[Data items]
+---+

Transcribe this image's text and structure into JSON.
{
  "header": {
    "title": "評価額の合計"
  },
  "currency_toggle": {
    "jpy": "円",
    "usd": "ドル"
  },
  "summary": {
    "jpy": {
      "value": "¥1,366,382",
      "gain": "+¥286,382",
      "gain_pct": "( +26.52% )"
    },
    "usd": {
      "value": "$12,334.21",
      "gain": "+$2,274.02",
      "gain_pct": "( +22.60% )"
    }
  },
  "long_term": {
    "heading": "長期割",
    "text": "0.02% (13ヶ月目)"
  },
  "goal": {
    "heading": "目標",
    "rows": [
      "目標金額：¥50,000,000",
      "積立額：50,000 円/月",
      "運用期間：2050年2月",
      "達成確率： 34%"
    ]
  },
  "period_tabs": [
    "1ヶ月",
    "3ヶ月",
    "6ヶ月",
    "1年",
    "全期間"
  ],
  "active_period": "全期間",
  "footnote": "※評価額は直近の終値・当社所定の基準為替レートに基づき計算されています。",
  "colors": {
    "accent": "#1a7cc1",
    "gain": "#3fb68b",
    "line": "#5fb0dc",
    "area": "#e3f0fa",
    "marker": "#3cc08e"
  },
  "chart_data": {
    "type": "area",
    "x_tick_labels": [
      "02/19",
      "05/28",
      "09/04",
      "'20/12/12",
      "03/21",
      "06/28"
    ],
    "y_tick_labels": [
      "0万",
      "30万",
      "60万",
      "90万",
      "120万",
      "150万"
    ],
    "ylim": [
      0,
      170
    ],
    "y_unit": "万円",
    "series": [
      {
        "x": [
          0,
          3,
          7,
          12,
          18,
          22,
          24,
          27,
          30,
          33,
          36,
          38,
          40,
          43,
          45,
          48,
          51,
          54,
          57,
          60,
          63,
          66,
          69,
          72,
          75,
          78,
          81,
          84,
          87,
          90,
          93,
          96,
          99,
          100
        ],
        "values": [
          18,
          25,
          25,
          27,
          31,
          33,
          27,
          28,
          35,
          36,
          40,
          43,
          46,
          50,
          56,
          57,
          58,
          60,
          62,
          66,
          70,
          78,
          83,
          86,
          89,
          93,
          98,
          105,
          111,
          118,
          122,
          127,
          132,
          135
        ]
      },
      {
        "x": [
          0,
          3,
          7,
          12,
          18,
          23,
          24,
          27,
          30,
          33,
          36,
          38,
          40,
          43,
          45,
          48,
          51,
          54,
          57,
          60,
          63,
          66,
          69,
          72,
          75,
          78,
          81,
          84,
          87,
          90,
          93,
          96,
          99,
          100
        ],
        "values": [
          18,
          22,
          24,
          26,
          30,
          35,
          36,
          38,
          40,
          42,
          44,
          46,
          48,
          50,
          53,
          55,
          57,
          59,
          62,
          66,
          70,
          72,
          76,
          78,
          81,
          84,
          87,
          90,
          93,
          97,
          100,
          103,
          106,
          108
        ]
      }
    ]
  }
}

+---+

Nothing should be left out: repeat all of the data exactly.

Transcribe this image's text and structure into JSON.
{
  "header": {
    "title": "評価額の合計"
  },
  "currency_toggle": {
    "jpy": "円",
    "usd": "ドル"
  },
  "summary": {
    "jpy": {
      "value": "¥1,366,382",
      "gain": "+¥286,382",
      "gain_pct": "( +26.52% )"
    },
    "usd": {
      "value": "$12,334.21",
      "gain": "+$2,274.02",
      "gain_pct": "( +22.60% )"
    }
  },
  "long_term": {
    "heading": "長期割",
    "text": "0.02% (13ヶ月目)"
  },
  "goal": {
    "heading": "目標",
    "rows": [
      "目標金額：¥50,000,000",
      "積立額：50,000 円/月",
      "運用期間：2050年2月",
      "達成確率： 34%"
    ]
  },
  "period_tabs": [
    "1ヶ月",
    "3ヶ月",
    "6ヶ月",
    "1年",
    "全期間"
  ],
  "active_period": "全期間",
  "footnote": "※評価額は直近の終値・当社所定の基準為替レートに基づき計算されています。",
  "colors": {
    "accent": "#1a7cc1",
    "gain": "#3fb68b",
    "line": "#5fb0dc",
    "area": "#e3f0fa",
    "marker": "#3cc08e"
  },
  "chart_data": {
    "type": "area",
    "x_tick_labels": [
      "02/19",
      "05/28",
      "09/04",
      "'20/12/12",
      "03/21",
      "06/28"
    ],
    "y_tick_labels": [
      "0万",
      "30万",
      "60万",
      "90万",
      "120万",
      "150万"
    ],
    "ylim": [
      0,
      170
    ],
    "y_unit": "万円",
    "series": [
      {
        "x": [
          0,
          3,
          7,
          12,
          18,
          22,
          24,
          27,
          30,
          33,
          36,
          38,
          40,
          43,
          45,
          48,
          51,
          54,
          57,
          60,
          63,
          66,
          69,
          72,
          75,
          78,
          81,
          84,
          87,
          90,
          93,
          96,
          99,
          100
        ],
        "values": [
          18,
          25,
          25,
          27,
          31,
          33,
          27,
          28,
          35,
          36,
          40,
          43,
          46,
          50,
          56,
          57,
          58,
          60,
          62,
          66,
          70,
          78,
          83,
          86,
          89,
          93,
          98,
          105,
          111,
          118,
          122,
          127,
          132,
          135
        ]
      },
      {
        "x": [
          0,
          3,
          7,
          12,
          18,
          23,
          24,
          27,
          30,
          33,
          36,
          38,
          40,
          43,
          45,
          48,
          51,
          54,
          57,
          60,
          63,
          66,
          69,
          72,
          75,
          78,
          81,
          84,
          87,
          90,
          93,
          96,
          99,
          100
        ],
        "values": [
          18,
          22,
          24,
          26,
          30,
          35,
          36,
          38,
          40,
          42,
          44,
          46,
          48,
          50,
          53,
          55,
          57,
          59,
          62,
          66,
          70,
          72,
          76,
          78,
          81,
          84,
          87,
          90,
          93,
          97,
          100,
          103,
          106,
          108
        ]
      }
    ]
  }
}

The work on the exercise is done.